> **REQUIREMENT**:
Copy all lines of the listing that include the string "ятнадцятий".

* START THE DATA *

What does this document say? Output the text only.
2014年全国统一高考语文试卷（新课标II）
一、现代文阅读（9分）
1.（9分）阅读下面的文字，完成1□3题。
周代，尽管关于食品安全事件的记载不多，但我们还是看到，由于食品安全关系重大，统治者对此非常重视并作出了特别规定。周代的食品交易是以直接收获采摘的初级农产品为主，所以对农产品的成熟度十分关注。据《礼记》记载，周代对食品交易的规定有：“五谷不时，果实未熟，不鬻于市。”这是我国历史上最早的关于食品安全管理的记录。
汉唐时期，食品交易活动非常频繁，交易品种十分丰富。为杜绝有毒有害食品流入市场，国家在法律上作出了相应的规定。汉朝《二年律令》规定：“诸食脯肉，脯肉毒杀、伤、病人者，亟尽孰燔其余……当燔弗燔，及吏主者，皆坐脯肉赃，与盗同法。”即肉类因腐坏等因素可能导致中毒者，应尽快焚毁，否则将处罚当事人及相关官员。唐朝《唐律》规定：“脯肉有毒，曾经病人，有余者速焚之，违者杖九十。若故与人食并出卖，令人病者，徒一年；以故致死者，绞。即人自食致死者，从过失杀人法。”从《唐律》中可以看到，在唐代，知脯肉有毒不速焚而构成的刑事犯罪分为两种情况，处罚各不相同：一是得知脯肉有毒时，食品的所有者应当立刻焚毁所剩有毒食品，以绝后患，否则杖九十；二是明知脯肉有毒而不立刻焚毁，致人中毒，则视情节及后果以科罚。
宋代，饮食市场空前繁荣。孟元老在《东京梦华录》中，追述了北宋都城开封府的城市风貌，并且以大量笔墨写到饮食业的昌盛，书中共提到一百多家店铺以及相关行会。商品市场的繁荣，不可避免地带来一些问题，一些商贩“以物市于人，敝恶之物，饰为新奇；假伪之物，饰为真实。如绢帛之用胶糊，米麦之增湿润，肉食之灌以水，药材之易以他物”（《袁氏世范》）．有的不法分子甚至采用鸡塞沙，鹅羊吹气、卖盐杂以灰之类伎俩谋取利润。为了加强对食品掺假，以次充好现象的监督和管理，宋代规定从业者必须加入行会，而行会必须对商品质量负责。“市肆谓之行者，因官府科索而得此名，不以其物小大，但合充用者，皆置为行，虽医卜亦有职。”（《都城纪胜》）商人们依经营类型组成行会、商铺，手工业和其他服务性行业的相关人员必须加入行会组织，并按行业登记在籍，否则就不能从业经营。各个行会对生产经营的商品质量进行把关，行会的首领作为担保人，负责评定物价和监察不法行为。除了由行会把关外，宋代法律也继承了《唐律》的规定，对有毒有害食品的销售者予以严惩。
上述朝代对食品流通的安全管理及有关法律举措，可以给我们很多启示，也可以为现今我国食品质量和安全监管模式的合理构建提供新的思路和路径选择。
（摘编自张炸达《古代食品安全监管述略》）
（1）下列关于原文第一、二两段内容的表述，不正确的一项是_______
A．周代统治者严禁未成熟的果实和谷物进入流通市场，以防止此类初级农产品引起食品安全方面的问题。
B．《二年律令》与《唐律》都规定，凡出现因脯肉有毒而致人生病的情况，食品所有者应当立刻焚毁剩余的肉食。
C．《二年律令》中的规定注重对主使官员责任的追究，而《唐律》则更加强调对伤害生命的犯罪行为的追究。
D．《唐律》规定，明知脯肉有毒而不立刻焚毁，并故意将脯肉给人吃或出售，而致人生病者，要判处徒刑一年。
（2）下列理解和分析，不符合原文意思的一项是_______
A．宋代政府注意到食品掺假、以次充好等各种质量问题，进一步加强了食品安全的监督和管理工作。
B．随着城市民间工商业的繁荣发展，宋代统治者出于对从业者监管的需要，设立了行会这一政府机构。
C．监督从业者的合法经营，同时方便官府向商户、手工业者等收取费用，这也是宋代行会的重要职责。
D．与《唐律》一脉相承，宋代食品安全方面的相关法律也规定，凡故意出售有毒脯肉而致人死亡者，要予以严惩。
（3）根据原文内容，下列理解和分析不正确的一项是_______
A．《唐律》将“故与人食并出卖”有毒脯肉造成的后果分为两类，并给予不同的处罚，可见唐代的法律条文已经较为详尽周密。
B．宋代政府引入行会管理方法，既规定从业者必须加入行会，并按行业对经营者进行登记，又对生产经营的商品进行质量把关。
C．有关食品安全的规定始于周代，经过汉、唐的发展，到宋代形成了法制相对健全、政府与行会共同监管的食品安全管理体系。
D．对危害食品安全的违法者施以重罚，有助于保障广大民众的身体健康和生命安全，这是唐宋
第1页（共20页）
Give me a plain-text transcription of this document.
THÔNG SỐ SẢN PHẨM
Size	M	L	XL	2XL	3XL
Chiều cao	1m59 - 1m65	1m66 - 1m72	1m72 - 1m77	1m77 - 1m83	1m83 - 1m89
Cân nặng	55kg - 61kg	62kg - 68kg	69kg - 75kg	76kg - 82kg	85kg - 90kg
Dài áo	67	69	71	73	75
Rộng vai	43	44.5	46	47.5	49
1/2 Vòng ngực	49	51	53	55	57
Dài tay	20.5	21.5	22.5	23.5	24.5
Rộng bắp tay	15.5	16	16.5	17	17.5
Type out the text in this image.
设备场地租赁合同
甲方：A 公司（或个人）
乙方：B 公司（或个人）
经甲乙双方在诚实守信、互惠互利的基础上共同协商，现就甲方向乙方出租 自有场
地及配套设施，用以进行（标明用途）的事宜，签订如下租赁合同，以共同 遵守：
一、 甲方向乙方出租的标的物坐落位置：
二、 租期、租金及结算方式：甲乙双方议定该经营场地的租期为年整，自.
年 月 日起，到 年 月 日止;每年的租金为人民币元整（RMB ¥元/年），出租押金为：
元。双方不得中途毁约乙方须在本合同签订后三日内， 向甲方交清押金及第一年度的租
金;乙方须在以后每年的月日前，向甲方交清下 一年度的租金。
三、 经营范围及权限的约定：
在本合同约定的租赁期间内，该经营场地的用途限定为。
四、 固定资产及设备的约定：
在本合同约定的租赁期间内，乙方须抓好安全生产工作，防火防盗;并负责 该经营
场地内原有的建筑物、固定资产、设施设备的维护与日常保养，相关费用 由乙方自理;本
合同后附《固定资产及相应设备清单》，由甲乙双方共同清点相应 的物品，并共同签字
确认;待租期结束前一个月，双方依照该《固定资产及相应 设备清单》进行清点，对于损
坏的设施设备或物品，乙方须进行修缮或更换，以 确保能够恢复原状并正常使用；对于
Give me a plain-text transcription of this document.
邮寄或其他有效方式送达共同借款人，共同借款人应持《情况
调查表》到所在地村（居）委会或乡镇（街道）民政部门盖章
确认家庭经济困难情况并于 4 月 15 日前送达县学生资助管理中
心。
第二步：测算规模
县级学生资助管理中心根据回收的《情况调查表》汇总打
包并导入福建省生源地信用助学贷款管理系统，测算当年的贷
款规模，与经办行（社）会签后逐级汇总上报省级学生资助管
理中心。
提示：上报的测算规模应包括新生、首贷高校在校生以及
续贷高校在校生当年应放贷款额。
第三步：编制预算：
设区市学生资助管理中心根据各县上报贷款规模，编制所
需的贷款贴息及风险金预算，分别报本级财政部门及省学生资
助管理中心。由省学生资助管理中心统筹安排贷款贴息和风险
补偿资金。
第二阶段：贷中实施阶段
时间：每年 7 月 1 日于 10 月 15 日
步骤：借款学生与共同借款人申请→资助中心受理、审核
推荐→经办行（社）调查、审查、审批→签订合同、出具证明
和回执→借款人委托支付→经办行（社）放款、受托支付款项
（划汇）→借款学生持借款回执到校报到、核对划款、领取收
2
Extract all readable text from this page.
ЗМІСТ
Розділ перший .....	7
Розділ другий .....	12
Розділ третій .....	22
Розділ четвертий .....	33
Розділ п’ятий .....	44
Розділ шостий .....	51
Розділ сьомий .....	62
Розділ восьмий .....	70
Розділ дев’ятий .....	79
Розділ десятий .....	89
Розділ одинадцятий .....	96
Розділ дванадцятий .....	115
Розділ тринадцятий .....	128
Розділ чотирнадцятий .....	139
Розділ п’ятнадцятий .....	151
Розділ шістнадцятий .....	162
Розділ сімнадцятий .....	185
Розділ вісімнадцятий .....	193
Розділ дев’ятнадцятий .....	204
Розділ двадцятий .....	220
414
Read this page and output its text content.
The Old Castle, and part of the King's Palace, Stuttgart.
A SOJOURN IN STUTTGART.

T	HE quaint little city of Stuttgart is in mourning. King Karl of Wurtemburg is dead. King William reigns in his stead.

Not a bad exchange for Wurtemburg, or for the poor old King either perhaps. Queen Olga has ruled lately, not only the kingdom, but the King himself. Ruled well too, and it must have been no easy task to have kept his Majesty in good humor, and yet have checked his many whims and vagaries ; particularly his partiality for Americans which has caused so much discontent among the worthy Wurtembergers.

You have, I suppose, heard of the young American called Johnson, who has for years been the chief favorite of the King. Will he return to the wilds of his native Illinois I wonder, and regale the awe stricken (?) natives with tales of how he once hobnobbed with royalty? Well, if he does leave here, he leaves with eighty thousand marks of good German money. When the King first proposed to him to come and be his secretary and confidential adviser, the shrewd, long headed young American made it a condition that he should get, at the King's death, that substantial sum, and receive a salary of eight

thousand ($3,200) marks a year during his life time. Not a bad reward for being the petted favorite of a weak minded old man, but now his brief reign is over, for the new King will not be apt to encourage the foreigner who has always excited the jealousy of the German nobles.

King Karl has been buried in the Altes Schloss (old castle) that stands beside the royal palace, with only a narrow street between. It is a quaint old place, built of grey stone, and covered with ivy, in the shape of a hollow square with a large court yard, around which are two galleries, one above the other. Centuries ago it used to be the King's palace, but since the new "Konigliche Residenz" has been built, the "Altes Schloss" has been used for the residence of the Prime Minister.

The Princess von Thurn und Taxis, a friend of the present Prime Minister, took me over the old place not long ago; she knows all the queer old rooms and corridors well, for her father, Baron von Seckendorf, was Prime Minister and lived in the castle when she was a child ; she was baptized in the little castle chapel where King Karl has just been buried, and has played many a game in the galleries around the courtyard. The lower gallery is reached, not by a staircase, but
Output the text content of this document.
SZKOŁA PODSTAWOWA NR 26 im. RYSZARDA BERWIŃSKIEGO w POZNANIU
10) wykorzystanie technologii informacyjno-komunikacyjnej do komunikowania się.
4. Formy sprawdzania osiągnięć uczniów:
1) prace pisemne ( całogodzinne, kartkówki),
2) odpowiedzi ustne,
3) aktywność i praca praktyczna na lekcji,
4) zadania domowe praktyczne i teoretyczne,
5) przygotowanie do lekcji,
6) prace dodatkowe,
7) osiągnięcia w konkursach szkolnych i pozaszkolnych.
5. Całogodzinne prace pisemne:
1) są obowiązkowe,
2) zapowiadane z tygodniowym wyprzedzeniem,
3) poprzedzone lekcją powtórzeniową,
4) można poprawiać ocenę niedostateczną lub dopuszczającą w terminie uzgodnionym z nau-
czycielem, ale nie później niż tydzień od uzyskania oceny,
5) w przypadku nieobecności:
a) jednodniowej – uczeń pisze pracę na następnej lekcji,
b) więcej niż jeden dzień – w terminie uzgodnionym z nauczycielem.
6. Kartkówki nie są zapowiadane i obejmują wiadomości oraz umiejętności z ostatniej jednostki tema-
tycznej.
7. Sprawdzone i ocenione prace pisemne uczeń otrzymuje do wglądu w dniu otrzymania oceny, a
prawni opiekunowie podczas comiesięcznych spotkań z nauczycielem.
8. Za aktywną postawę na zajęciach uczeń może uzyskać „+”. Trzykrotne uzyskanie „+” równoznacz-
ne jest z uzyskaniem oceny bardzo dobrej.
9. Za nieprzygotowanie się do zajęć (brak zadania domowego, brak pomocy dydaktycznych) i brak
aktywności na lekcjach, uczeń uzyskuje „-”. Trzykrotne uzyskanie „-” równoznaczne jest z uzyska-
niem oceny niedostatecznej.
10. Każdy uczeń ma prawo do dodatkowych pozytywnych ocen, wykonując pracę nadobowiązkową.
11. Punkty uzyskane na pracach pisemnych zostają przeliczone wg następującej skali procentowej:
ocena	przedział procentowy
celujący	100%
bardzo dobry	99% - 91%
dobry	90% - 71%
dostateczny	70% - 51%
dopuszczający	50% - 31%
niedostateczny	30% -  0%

* END THE DATA *

> **RESPONSE BELOW**:
Розділ п’ятнадцятий .....	151
Розділ дев’ятнадцятий .....	204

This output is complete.